## Provided entries
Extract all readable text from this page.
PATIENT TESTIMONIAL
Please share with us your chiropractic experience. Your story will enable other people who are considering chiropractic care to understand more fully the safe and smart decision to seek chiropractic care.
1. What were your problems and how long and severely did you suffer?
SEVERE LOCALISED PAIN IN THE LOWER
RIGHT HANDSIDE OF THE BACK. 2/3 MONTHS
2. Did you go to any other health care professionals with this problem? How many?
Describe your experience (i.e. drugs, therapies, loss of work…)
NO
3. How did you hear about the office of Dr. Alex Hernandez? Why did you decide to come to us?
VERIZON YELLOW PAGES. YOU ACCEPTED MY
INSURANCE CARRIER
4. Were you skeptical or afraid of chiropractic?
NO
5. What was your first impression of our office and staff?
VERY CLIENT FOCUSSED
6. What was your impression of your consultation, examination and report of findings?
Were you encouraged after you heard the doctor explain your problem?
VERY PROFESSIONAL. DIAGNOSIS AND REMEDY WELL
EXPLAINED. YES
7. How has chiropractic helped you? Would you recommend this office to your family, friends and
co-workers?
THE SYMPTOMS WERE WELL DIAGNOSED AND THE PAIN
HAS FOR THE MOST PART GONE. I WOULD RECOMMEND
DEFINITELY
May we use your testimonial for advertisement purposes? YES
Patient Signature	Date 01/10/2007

## What is required
Your task is to gather every line with the word "this" and copy it.

## Task solution
Extract all readable text from this page.
2. Did you go to any other health care professionals with this problem? How many?
7. How has chiropractic helped you? Would you recommend this office to your family, friends and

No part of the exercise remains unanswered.